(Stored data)
══════════

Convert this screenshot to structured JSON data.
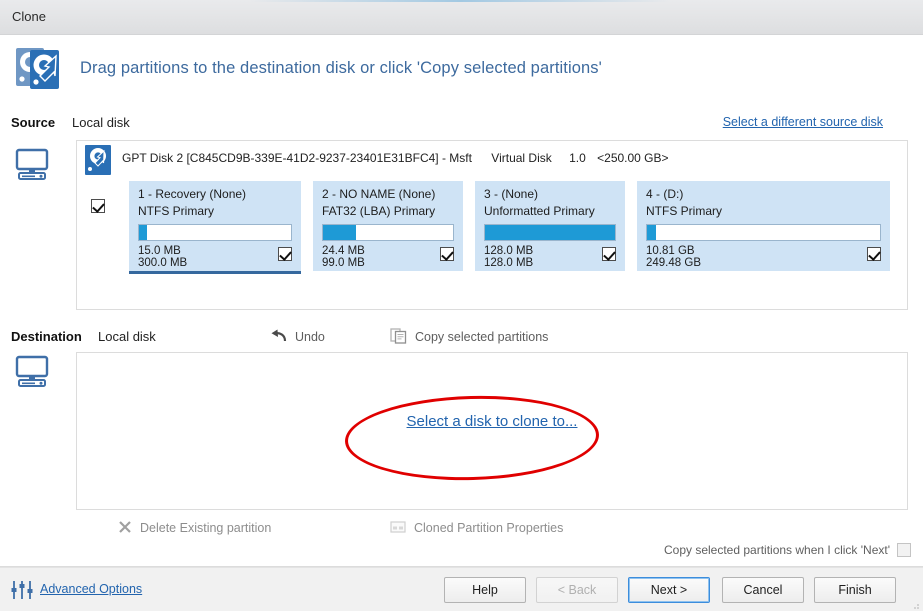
{
  "window": {
    "title": "Clone"
  },
  "banner": {
    "icon": "clone-disks-icon",
    "text": "Drag partitions to the destination disk or click 'Copy selected partitions'"
  },
  "source": {
    "label": "Source",
    "value": "Local disk",
    "different_disk_link": "Select a different source disk",
    "computer_icon": "computer-monitor-icon",
    "disk": {
      "icon": "hard-disk-icon",
      "name": "GPT Disk 2 [C845CD9B-339E-41D2-9237-23401E31BFC4] - Msft",
      "model": "Virtual Disk",
      "revision": "1.0",
      "capacity": "<250.00 GB>",
      "checked": true
    },
    "partitions": [
      {
        "title": "1 - Recovery (None)",
        "filesystem": "NTFS Primary",
        "used": "15.0 MB",
        "total": "300.0 MB",
        "fill_percent": 5,
        "checked": true,
        "selected": true
      },
      {
        "title": "2 - NO NAME (None)",
        "filesystem": "FAT32 (LBA) Primary",
        "used": "24.4 MB",
        "total": "99.0 MB",
        "fill_percent": 25,
        "checked": true,
        "selected": false
      },
      {
        "title": "3 -  (None)",
        "filesystem": "Unformatted Primary",
        "used": "128.0 MB",
        "total": "128.0 MB",
        "fill_percent": 100,
        "checked": true,
        "selected": false
      },
      {
        "title": "4 -  (D:)",
        "filesystem": "NTFS Primary",
        "used": "10.81 GB",
        "total": "249.48 GB",
        "fill_percent": 4,
        "checked": true,
        "selected": false
      }
    ]
  },
  "destination": {
    "label": "Destination",
    "value": "Local disk",
    "computer_icon": "computer-monitor-icon",
    "undo_label": "Undo",
    "undo_icon": "undo-arrow-icon",
    "copy_label": "Copy selected partitions",
    "copy_icon": "copy-pages-icon",
    "select_disk_link": "Select a disk to clone to...",
    "annotation": "red-ellipse-highlight"
  },
  "actions": {
    "delete_partition": "Delete Existing partition",
    "delete_icon": "x-cross-icon",
    "cloned_properties": "Cloned Partition Properties",
    "cloned_icon": "partition-properties-icon",
    "copy_on_next_label": "Copy selected partitions when I click 'Next'",
    "copy_on_next_checked": false
  },
  "footer": {
    "advanced_options": "Advanced Options",
    "advanced_icon": "sliders-icon",
    "buttons": [
      {
        "label": "Help",
        "state": "enabled"
      },
      {
        "label": "< Back",
        "state": "disabled"
      },
      {
        "label": "Next >",
        "state": "focused"
      },
      {
        "label": "Cancel",
        "state": "enabled"
      },
      {
        "label": "Finish",
        "state": "enabled"
      }
    ]
  },
  "colors": {
    "link": "#2264ae",
    "banner_text": "#3d6a9e",
    "partition_bg": "#cfe3f5",
    "fill": "#1e9ad6",
    "annotation": "#e00000",
    "selected_underline": "#35689e"
  }
}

══════════

_Given exercise_
Exclude the pictures and transcribe all of the entries exactly.

_Result for this task_
Convert this screenshot to structured JSON data.
{
  "window": {
    "title": "Clone"
  },
  "banner": {
    "icon": "clone-disks-icon",
    "text": "Drag partitions to the destination disk or click 'Copy selected partitions'"
  },
  "source": {
    "label": "Source",
    "value": "Local disk",
    "different_disk_link": "Select a different source disk",
    "computer_icon": "computer-monitor-icon",
    "disk": {
      "icon": "hard-disk-icon",
      "name": "GPT Disk 2 [C845CD9B-339E-41D2-9237-23401E31BFC4] - Msft",
      "model": "Virtual Disk",
      "revision": "1.0",
      "capacity": "<250.00 GB>",
      "checked": true
    },
    "partitions": [
      {
        "title": "1 - Recovery (None)",
        "filesystem": "NTFS Primary",
        "used": "15.0 MB",
        "total": "300.0 MB",
        "fill_percent": 5,
        "checked": true,
        "selected": true
      },
      {
        "title": "2 - NO NAME (None)",
        "filesystem": "FAT32 (LBA) Primary",
        "used": "24.4 MB",
        "total": "99.0 MB",
        "fill_percent": 25,
        "checked": true,
        "selected": false
      },
      {
        "title": "3 -  (None)",
        "filesystem": "Unformatted Primary",
        "used": "128.0 MB",
        "total": "128.0 MB",
        "fill_percent": 100,
        "checked": true,
        "selected": false
      },
      {
        "title": "4 -  (D:)",
        "filesystem": "NTFS Primary",
        "used": "10.81 GB",
        "total": "249.48 GB",
        "fill_percent": 4,
        "checked": true,
        "selected": false
      }
    ]
  },
  "destination": {
    "label": "Destination",
    "value": "Local disk",
    "computer_icon": "computer-monitor-icon",
    "undo_label": "Undo",
    "undo_icon": "undo-arrow-icon",
    "copy_label": "Copy selected partitions",
    "copy_icon": "copy-pages-icon",
    "select_disk_link": "Select a disk to clone to...",
    "annotation": "red-ellipse-highlight"
  },
  "actions": {
    "delete_partition": "Delete Existing partition",
    "delete_icon": "x-cross-icon",
    "cloned_properties": "Cloned Partition Properties",
    "cloned_icon": "partition-properties-icon",
    "copy_on_next_label": "Copy selected partitions when I click 'Next'",
    "copy_on_next_checked": false
  },
  "footer": {
    "advanced_options": "Advanced Options",
    "advanced_icon": "sliders-icon",
    "buttons": [
      {
        "label": "Help",
        "state": "enabled"
      },
      {
        "label": "< Back",
        "state": "disabled"
      },
      {
        "label": "Next >",
        "state": "focused"
      },
      {
        "label": "Cancel",
        "state": "enabled"
      },
      {
        "label": "Finish",
        "state": "enabled"
      }
    ]
  },
  "colors": {
    "link": "#2264ae",
    "banner_text": "#3d6a9e",
    "partition_bg": "#cfe3f5",
    "fill": "#1e9ad6",
    "annotation": "#e00000",
    "selected_underline": "#35689e"
  }
}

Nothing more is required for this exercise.